React + Vite for SPAs
For single-page applications, it's React + Vite. Fast dev server, fast builds, good plugin ecosystem, no magic. The Vite config is explicit. The build output is predictable.
shadcn for Components
I used to build everything with custom components. Every button, every input, every modal. Hand-crafted with care.
Then I realised something: users don't care if your site looks like every other tech startup, as long as it solves their problems.
shadcn/ui changed my velocity. It's not a component library in the traditional sense. It's a collection of components you copy into your project. You own them. You can modify them. There's no version to upgrade, no breaking changes to worry about.
The components are built on Radix primitives, which means accessibility is handled. The styling is Tailwind, which I was already using. It just fits.

▶ **Given entries**:
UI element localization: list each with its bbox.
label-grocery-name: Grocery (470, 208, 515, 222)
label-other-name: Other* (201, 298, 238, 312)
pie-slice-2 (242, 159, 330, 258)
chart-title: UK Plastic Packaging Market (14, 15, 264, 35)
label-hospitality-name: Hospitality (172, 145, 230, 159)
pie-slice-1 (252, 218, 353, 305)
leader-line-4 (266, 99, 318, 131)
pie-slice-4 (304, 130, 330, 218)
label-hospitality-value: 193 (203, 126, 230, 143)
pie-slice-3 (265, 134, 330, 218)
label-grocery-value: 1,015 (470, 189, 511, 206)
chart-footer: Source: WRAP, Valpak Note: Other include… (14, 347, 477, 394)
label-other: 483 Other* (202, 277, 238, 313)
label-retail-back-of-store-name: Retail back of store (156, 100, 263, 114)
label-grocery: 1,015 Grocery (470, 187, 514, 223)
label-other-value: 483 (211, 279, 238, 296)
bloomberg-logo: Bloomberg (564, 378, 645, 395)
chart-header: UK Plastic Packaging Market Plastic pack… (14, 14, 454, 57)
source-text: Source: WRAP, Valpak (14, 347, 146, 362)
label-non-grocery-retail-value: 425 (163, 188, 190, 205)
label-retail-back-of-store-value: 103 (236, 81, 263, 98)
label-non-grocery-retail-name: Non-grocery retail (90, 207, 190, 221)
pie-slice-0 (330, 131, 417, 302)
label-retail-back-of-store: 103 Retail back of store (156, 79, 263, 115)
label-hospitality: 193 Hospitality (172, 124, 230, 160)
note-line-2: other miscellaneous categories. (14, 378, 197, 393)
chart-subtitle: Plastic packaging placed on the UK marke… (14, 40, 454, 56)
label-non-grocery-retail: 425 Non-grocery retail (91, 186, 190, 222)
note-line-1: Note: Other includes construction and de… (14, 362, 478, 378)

▶ **What you will do**:
• A. In the passage about React, Vite and shadcn, what are the shadcn/ui components built on?
• B. Do these statements agree with the passage about React, Vite and shadcn? Answer yes or no for each and quote the words that decide it.
(i) The Vite build output is predictable.
(ii) shadcn/ui is a component library in the traditional sense.
(iii) The styling of the shadcn/ui components is Tailwind.
• C. Carry on the passage about React, Vite and shadcn after its last sentence.
The records have no connection to the passage about React, Vite and shadcn.

▶ **Expected responses**:
• A. Radix primitives.

• B.
(i) Yes: "The build output is predictable."
(ii) No: "It's not a component library in the traditional sense."
(iii) Yes: "The styling is Tailwind, which I was already using."

• C.
The Monorepo Structure
The repo has two main directories:
common-packages/
Shared code that any project can use:
@rebnz/infrastructure- Pulumi components for deploying SPAs (S3 + CloudFront + SSL + cache invalidation)@rebnz/backend-utils- DynamoDB repository implementations, error mapping for Neverthrow, common validation utilities, base classes for Controllers, Services, and Repositories, common middlewares, etc@rebnz/typescript-config- Base TypeScript configs for different project types@rebnz/eslint-config- Shared linting rules@rebnz/vite-config- Shared Vite configurations
projects/
Individual projects, each with their own apps, services, packages, and infrastructure:
projects/
commerical-project-example/
apps/
frontend/
marketing-homepage/
services/
backend/
infrastructure/
platform/
marketing/
packages/
core-types/
reb-quickdeploy/
apps/
santa/
cursor-wrapped/
services/
santa-api/
infrastructure/
The 15-Line Deployment
Here's what it looks like to deploy a new basic SPA:
import { deployAmplifySpa, createServiceBucket } from "@rebnz/infrastructure";
const bucket = createServiceBucket({ namespace: "my-app" });
deployAmplifySpa({
buildDirectory: "../apps/my-app/dist",
namespace: "my-app",
serviceBucketId: bucket.id,
appName: "my-app",
domain: "my-app.reb.nz",
awsProfile: "default",
version: commitHash,
});That's it. The shared infrastructure package handles:
- Creating the Amplify project
- Attaching domains
- Deploying the assets via S3
All the complexity is in the shared package, tested and refined over multiple projects. New projects get all of that for free.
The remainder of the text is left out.